■ Try it ■
What you output must match the entries exactly, apart from the pictures, which are left out.

■ Records for processing ■
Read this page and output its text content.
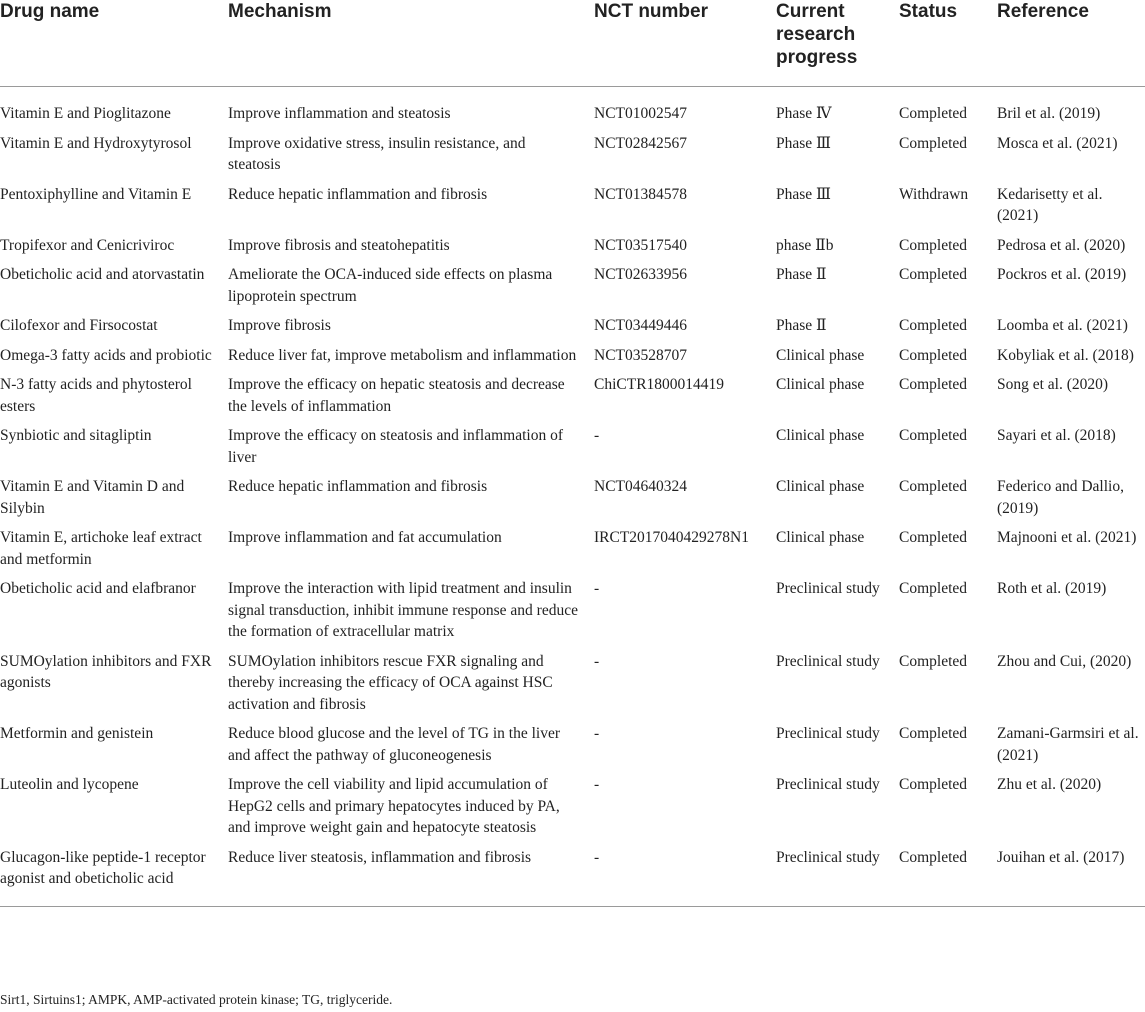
Drug name	Mechanism	NCT number	Current research progress	Status	Reference
Vitamin E and Pioglitazone	Improve inflammation and steatosis	NCT01002547	Phase Ⅳ	Completed	Bril et al. (2019)
Vitamin E and Hydroxytyrosol	Improve oxidative stress, insulin resistance, and steatosis	NCT02842567	Phase Ⅲ	Completed	Mosca et al. (2021)
Pentoxiphylline and Vitamin E	Reduce hepatic inflammation and fibrosis	NCT01384578	Phase Ⅲ	Withdrawn	Kedarisetty et al. (2021)
Tropifexor and Cenicriviroc	Improve fibrosis and steatohepatitis	NCT03517540	phase Ⅱb	Completed	Pedrosa et al. (2020)
Obeticholic acid and atorvastatin	Ameliorate the OCA-induced side effects on plasma lipoprotein spectrum	NCT02633956	Phase Ⅱ	Completed	Pockros et al. (2019)
Cilofexor and Firsocostat	Improve fibrosis	NCT03449446	Phase Ⅱ	Completed	Loomba et al. (2021)
Omega-3 fatty acids and probiotic	Reduce liver fat, improve metabolism and inflammation	NCT03528707	Clinical phase	Completed	Kobyliak et al. (2018)
N-3 fatty acids and phytosterol esters	Improve the efficacy on hepatic steatosis and decrease the levels of inflammation	ChiCTR1800014419	Clinical phase	Completed	Song et al. (2020)
Synbiotic and sitagliptin	Improve the efficacy on steatosis and inflammation of liver	-	Clinical phase	Completed	Sayari et al. (2018)
Vitamin E and Vitamin D and Silybin	Reduce hepatic inflammation and fibrosis	NCT04640324	Clinical phase	Completed	Federico and Dallio, (2019)
Vitamin E, artichoke leaf extract and metformin	Improve inflammation and fat accumulation	IRCT2017040429278N1	Clinical phase	Completed	Majnooni et al. (2021)
Obeticholic acid and elafbranor	Improve the interaction with lipid treatment and insulin signal transduction, inhibit immune response and reduce the formation of extracellular matrix	-	Preclinical study	Completed	Roth et al. (2019)
SUMOylation inhibitors and FXR agonists	SUMOylation inhibitors rescue FXR signaling and thereby increasing the efficacy of OCA against HSC activation and fibrosis	-	Preclinical study	Completed	Zhou and Cui, (2020)
Metformin and genistein	Reduce blood glucose and the level of TG in the liver and affect the pathway of gluconeogenesis	-	Preclinical study	Completed	Zamani-Garmsiri et al. (2021)
Luteolin and lycopene	Improve the cell viability and lipid accumulation of HepG2 cells and primary hepatocytes induced by PA, and improve weight gain and hepatocyte steatosis	-	Preclinical study	Completed	Zhu et al. (2020)
Glucagon-like peptide-1 receptor agonist and obeticholic acid	Reduce liver steatosis, inflammation and fibrosis	-	Preclinical study	Completed	Jouihan et al. (2017)
Sirt1, Sirtuins1; AMPK, AMP-activated protein kinase; TG, triglyceride.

■ Solution for this task ■
Read this page and output its text content.
Drug name	Mechanism	NCT number	Current research progress	Status	Reference
Vitamin E and Pioglitazone	Improve inflammation and steatosis	NCT01002547	Phase Ⅳ	Completed	Bril et al. (2019)
Vitamin E and Hydroxytyrosol	Improve oxidative stress, insulin resistance, and steatosis	NCT02842567	Phase Ⅲ	Completed	Mosca et al. (2021)
Pentoxiphylline and Vitamin E	Reduce hepatic inflammation and fibrosis	NCT01384578	Phase Ⅲ	Withdrawn	Kedarisetty et al. (2021)
Tropifexor and Cenicriviroc	Improve fibrosis and steatohepatitis	NCT03517540	phase Ⅱb	Completed	Pedrosa et al. (2020)
Obeticholic acid and atorvastatin	Ameliorate the OCA-induced side effects on plasma lipoprotein spectrum	NCT02633956	Phase Ⅱ	Completed	Pockros et al. (2019)
Cilofexor and Firsocostat	Improve fibrosis	NCT03449446	Phase Ⅱ	Completed	Loomba et al. (2021)
Omega-3 fatty acids and probiotic	Reduce liver fat, improve metabolism and inflammation	NCT03528707	Clinical phase	Completed	Kobyliak et al. (2018)
N-3 fatty acids and phytosterol esters	Improve the efficacy on hepatic steatosis and decrease the levels of inflammation	ChiCTR1800014419	Clinical phase	Completed	Song et al. (2020)
Synbiotic and sitagliptin	Improve the efficacy on steatosis and inflammation of liver	-	Clinical phase	Completed	Sayari et al. (2018)
Vitamin E and Vitamin D and Silybin	Reduce hepatic inflammation and fibrosis	NCT04640324	Clinical phase	Completed	Federico and Dallio, (2019)
Vitamin E, artichoke leaf extract and metformin	Improve inflammation and fat accumulation	IRCT2017040429278N1	Clinical phase	Completed	Majnooni et al. (2021)
Obeticholic acid and elafbranor	Improve the interaction with lipid treatment and insulin signal transduction, inhibit immune response and reduce the formation of extracellular matrix	-	Preclinical study	Completed	Roth et al. (2019)
SUMOylation inhibitors and FXR agonists	SUMOylation inhibitors rescue FXR signaling and thereby increasing the efficacy of OCA against HSC activation and fibrosis	-	Preclinical study	Completed	Zhou and Cui, (2020)
Metformin and genistein	Reduce blood glucose and the level of TG in the liver and affect the pathway of gluconeogenesis	-	Preclinical study	Completed	Zamani-Garmsiri et al. (2021)
Luteolin and lycopene	Improve the cell viability and lipid accumulation of HepG2 cells and primary hepatocytes induced by PA, and improve weight gain and hepatocyte steatosis	-	Preclinical study	Completed	Zhu et al. (2020)
Glucagon-like peptide-1 receptor agonist and obeticholic acid	Reduce liver steatosis, inflammation and fibrosis	-	Preclinical study	Completed	Jouihan et al. (2017)
Sirt1, Sirtuins1; AMPK, AMP-activated protein kinase; TG, triglyceride.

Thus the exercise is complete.